● **Exercise requirements**: Leave out the pictures and copy every record exactly.

● **Entries provided**:
•••

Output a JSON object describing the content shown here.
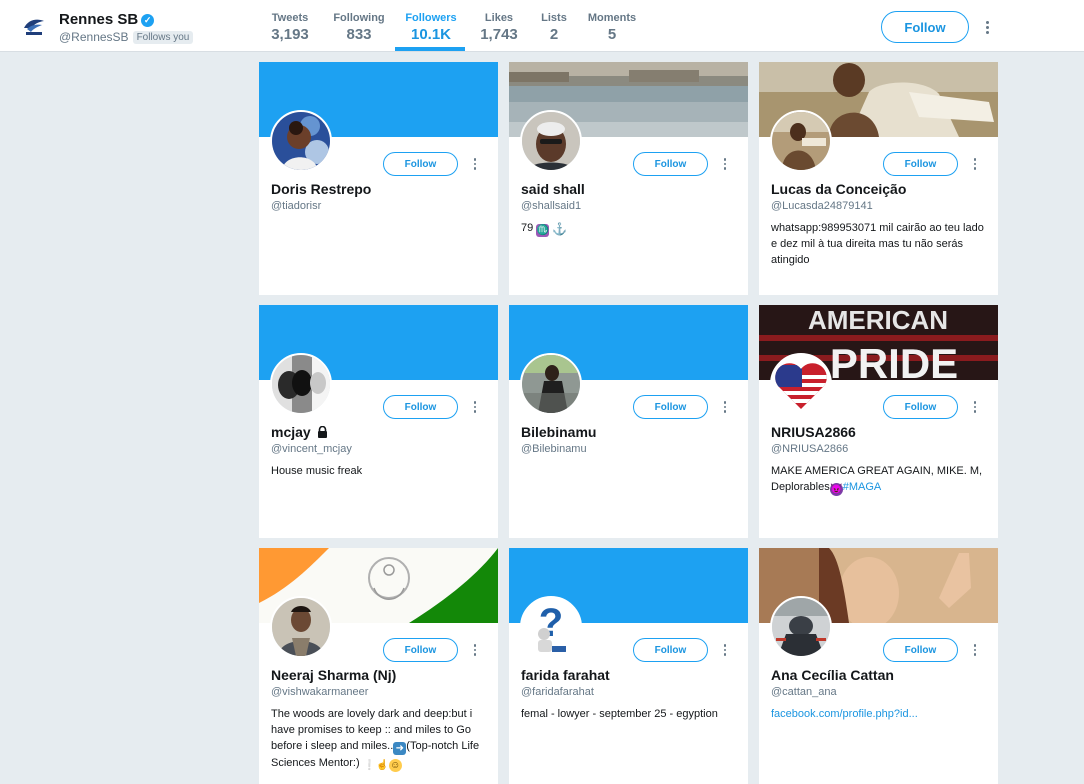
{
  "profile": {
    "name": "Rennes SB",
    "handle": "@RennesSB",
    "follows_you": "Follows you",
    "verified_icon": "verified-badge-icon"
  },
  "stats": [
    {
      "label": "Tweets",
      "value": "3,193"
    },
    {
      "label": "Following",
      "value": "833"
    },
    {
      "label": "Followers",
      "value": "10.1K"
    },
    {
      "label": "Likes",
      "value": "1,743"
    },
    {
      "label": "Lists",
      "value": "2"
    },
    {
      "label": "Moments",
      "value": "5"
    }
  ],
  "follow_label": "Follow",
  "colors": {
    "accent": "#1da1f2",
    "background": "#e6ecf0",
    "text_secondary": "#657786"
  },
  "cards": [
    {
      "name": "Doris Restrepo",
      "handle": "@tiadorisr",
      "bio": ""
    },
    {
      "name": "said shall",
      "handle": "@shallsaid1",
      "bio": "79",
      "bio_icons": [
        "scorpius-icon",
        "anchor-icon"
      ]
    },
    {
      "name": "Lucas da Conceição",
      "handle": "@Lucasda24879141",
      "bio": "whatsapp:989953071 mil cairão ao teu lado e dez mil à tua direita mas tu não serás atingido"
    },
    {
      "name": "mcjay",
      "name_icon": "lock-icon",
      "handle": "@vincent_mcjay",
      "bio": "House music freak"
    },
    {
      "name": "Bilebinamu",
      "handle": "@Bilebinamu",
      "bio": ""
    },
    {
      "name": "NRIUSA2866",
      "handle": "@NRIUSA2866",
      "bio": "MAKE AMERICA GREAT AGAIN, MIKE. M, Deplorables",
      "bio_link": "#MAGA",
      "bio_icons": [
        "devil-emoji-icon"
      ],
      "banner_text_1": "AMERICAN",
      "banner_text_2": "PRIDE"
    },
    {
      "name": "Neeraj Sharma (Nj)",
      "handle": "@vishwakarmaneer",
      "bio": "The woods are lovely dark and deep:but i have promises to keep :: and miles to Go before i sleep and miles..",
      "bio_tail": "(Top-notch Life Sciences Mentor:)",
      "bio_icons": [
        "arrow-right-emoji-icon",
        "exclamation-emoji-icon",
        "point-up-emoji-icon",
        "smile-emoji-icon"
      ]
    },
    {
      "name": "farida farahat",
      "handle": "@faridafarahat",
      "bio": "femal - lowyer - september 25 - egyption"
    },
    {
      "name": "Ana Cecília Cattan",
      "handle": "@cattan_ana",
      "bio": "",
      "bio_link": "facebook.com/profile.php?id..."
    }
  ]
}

•••

● **Solution for this exercise**:
Output a JSON object describing the content shown here.
{
  "profile": {
    "name": "Rennes SB",
    "handle": "@RennesSB",
    "follows_you": "Follows you",
    "verified_icon": "verified-badge-icon"
  },
  "stats": [
    {
      "label": "Tweets",
      "value": "3,193"
    },
    {
      "label": "Following",
      "value": "833"
    },
    {
      "label": "Followers",
      "value": "10.1K"
    },
    {
      "label": "Likes",
      "value": "1,743"
    },
    {
      "label": "Lists",
      "value": "2"
    },
    {
      "label": "Moments",
      "value": "5"
    }
  ],
  "follow_label": "Follow",
  "colors": {
    "accent": "#1da1f2",
    "background": "#e6ecf0",
    "text_secondary": "#657786"
  },
  "cards": [
    {
      "name": "Doris Restrepo",
      "handle": "@tiadorisr",
      "bio": ""
    },
    {
      "name": "said shall",
      "handle": "@shallsaid1",
      "bio": "79",
      "bio_icons": [
        "scorpius-icon",
        "anchor-icon"
      ]
    },
    {
      "name": "Lucas da Conceição",
      "handle": "@Lucasda24879141",
      "bio": "whatsapp:989953071 mil cairão ao teu lado e dez mil à tua direita mas tu não serás atingido"
    },
    {
      "name": "mcjay",
      "name_icon": "lock-icon",
      "handle": "@vincent_mcjay",
      "bio": "House music freak"
    },
    {
      "name": "Bilebinamu",
      "handle": "@Bilebinamu",
      "bio": ""
    },
    {
      "name": "NRIUSA2866",
      "handle": "@NRIUSA2866",
      "bio": "MAKE AMERICA GREAT AGAIN, MIKE. M, Deplorables",
      "bio_link": "#MAGA",
      "bio_icons": [
        "devil-emoji-icon"
      ],
      "banner_text_1": "AMERICAN",
      "banner_text_2": "PRIDE"
    },
    {
      "name": "Neeraj Sharma (Nj)",
      "handle": "@vishwakarmaneer",
      "bio": "The woods are lovely dark and deep:but i have promises to keep :: and miles to Go before i sleep and miles..",
      "bio_tail": "(Top-notch Life Sciences Mentor:)",
      "bio_icons": [
        "arrow-right-emoji-icon",
        "exclamation-emoji-icon",
        "point-up-emoji-icon",
        "smile-emoji-icon"
      ]
    },
    {
      "name": "farida farahat",
      "handle": "@faridafarahat",
      "bio": "femal - lowyer - september 25 - egyption"
    },
    {
      "name": "Ana Cecília Cattan",
      "handle": "@cattan_ana",
      "bio": "",
      "bio_link": "facebook.com/profile.php?id..."
    }
  ]
}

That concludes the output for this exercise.